REQUEST: Write out each record below exactly as it appears, with no pictures.

===== GIVEN INFORMATION

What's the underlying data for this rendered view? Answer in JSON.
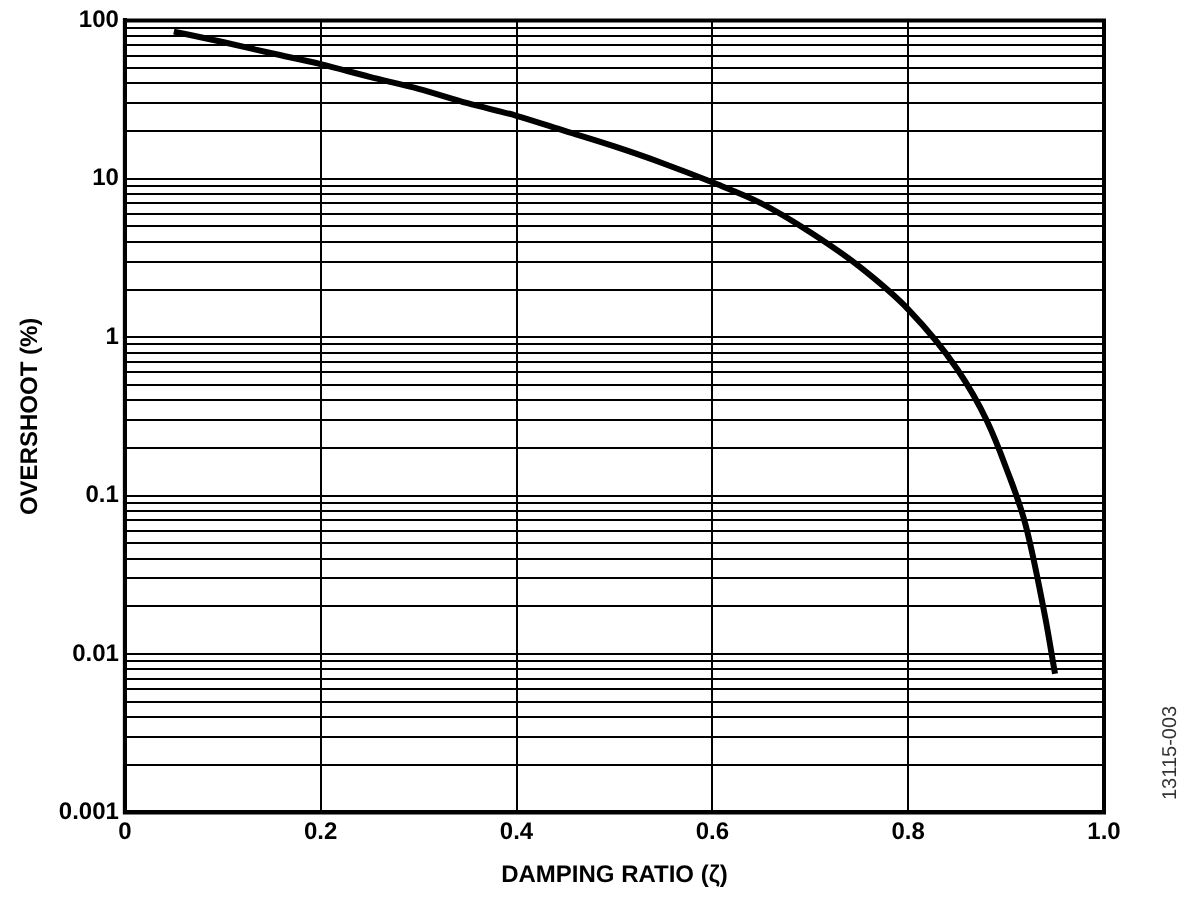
{
  "chart_data": {
    "type": "line",
    "xlabel": "DAMPING RATIO (ζ)",
    "ylabel": "OVERSHOOT (%)",
    "annotations": [
      "13115-003"
    ],
    "x": [
      0.05,
      0.1,
      0.15,
      0.2,
      0.25,
      0.3,
      0.35,
      0.4,
      0.45,
      0.5,
      0.55,
      0.6,
      0.65,
      0.7,
      0.75,
      0.8,
      0.85,
      0.88,
      0.9,
      0.92,
      0.94,
      0.95
    ],
    "series": [
      {
        "color": "#000000",
        "values": [
          85,
          73,
          62,
          53,
          44,
          37,
          30,
          25,
          20,
          16,
          12.5,
          9.5,
          7,
          4.6,
          2.8,
          1.5,
          0.63,
          0.3,
          0.15,
          0.065,
          0.017,
          0.0075
        ]
      }
    ],
    "xlim": [
      0,
      1
    ],
    "xticks": [
      0,
      0.2,
      0.4,
      0.6,
      0.8,
      {
        "value": 1,
        "label": "1.0"
      }
    ],
    "ylim": [
      0.001,
      100
    ],
    "log": "y",
    "yticks": [
      0.001,
      {
        "value": 0.002,
        "label": null
      },
      {
        "value": 0.003,
        "label": null
      },
      {
        "value": 0.004,
        "label": null
      },
      {
        "value": 0.005,
        "label": null
      },
      {
        "value": 0.006,
        "label": null
      },
      {
        "value": 0.007,
        "label": null
      },
      {
        "value": 0.008,
        "label": null
      },
      {
        "value": 0.009,
        "label": null
      },
      0.01,
      {
        "value": 0.02,
        "label": null
      },
      {
        "value": 0.03,
        "label": null
      },
      {
        "value": 0.04,
        "label": null
      },
      {
        "value": 0.05,
        "label": null
      },
      {
        "value": 0.06,
        "label": null
      },
      {
        "value": 0.07,
        "label": null
      },
      {
        "value": 0.08,
        "label": null
      },
      {
        "value": 0.09,
        "label": null
      },
      0.1,
      {
        "value": 0.2,
        "label": null
      },
      {
        "value": 0.3,
        "label": null
      },
      {
        "value": 0.4,
        "label": null
      },
      {
        "value": 0.5,
        "label": null
      },
      {
        "value": 0.6,
        "label": null
      },
      {
        "value": 0.7,
        "label": null
      },
      {
        "value": 0.8,
        "label": null
      },
      {
        "value": 0.9,
        "label": null
      },
      1,
      {
        "value": 2,
        "label": null
      },
      {
        "value": 3,
        "label": null
      },
      {
        "value": 4,
        "label": null
      },
      {
        "value": 5,
        "label": null
      },
      {
        "value": 6,
        "label": null
      },
      {
        "value": 7,
        "label": null
      },
      {
        "value": 8,
        "label": null
      },
      {
        "value": 9,
        "label": null
      },
      10,
      {
        "value": 20,
        "label": null
      },
      {
        "value": 30,
        "label": null
      },
      {
        "value": 40,
        "label": null
      },
      {
        "value": 50,
        "label": null
      },
      {
        "value": 60,
        "label": null
      },
      {
        "value": 70,
        "label": null
      },
      {
        "value": 80,
        "label": null
      },
      {
        "value": 90,
        "label": null
      },
      100
    ],
    "grid": true,
    "legend": false,
    "marker": "none",
    "line_style": "solid"
  }
}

==========

ANSWER TO THE PROBLEM:
What's the underlying data for this rendered view? Answer in JSON.
{
  "chart_data": {
    "type": "line",
    "xlabel": "DAMPING RATIO (ζ)",
    "ylabel": "OVERSHOOT (%)",
    "annotations": [
      "13115-003"
    ],
    "x": [
      0.05,
      0.1,
      0.15,
      0.2,
      0.25,
      0.3,
      0.35,
      0.4,
      0.45,
      0.5,
      0.55,
      0.6,
      0.65,
      0.7,
      0.75,
      0.8,
      0.85,
      0.88,
      0.9,
      0.92,
      0.94,
      0.95
    ],
    "series": [
      {
        "color": "#000000",
        "values": [
          85,
          73,
          62,
          53,
          44,
          37,
          30,
          25,
          20,
          16,
          12.5,
          9.5,
          7,
          4.6,
          2.8,
          1.5,
          0.63,
          0.3,
          0.15,
          0.065,
          0.017,
          0.0075
        ]
      }
    ],
    "xlim": [
      0,
      1
    ],
    "xticks": [
      0,
      0.2,
      0.4,
      0.6,
      0.8,
      {
        "value": 1,
        "label": "1.0"
      }
    ],
    "ylim": [
      0.001,
      100
    ],
    "log": "y",
    "yticks": [
      0.001,
      {
        "value": 0.002,
        "label": null
      },
      {
        "value": 0.003,
        "label": null
      },
      {
        "value": 0.004,
        "label": null
      },
      {
        "value": 0.005,
        "label": null
      },
      {
        "value": 0.006,
        "label": null
      },
      {
        "value": 0.007,
        "label": null
      },
      {
        "value": 0.008,
        "label": null
      },
      {
        "value": 0.009,
        "label": null
      },
      0.01,
      {
        "value": 0.02,
        "label": null
      },
      {
        "value": 0.03,
        "label": null
      },
      {
        "value": 0.04,
        "label": null
      },
      {
        "value": 0.05,
        "label": null
      },
      {
        "value": 0.06,
        "label": null
      },
      {
        "value": 0.07,
        "label": null
      },
      {
        "value": 0.08,
        "label": null
      },
      {
        "value": 0.09,
        "label": null
      },
      0.1,
      {
        "value": 0.2,
        "label": null
      },
      {
        "value": 0.3,
        "label": null
      },
      {
        "value": 0.4,
        "label": null
      },
      {
        "value": 0.5,
        "label": null
      },
      {
        "value": 0.6,
        "label": null
      },
      {
        "value": 0.7,
        "label": null
      },
      {
        "value": 0.8,
        "label": null
      },
      {
        "value": 0.9,
        "label": null
      },
      1,
      {
        "value": 2,
        "label": null
      },
      {
        "value": 3,
        "label": null
      },
      {
        "value": 4,
        "label": null
      },
      {
        "value": 5,
        "label": null
      },
      {
        "value": 6,
        "label": null
      },
      {
        "value": 7,
        "label": null
      },
      {
        "value": 8,
        "label": null
      },
      {
        "value": 9,
        "label": null
      },
      10,
      {
        "value": 20,
        "label": null
      },
      {
        "value": 30,
        "label": null
      },
      {
        "value": 40,
        "label": null
      },
      {
        "value": 50,
        "label": null
      },
      {
        "value": 60,
        "label": null
      },
      {
        "value": 70,
        "label": null
      },
      {
        "value": 80,
        "label": null
      },
      {
        "value": 90,
        "label": null
      },
      100
    ],
    "grid": true,
    "legend": false,
    "marker": "none",
    "line_style": "solid"
  }
}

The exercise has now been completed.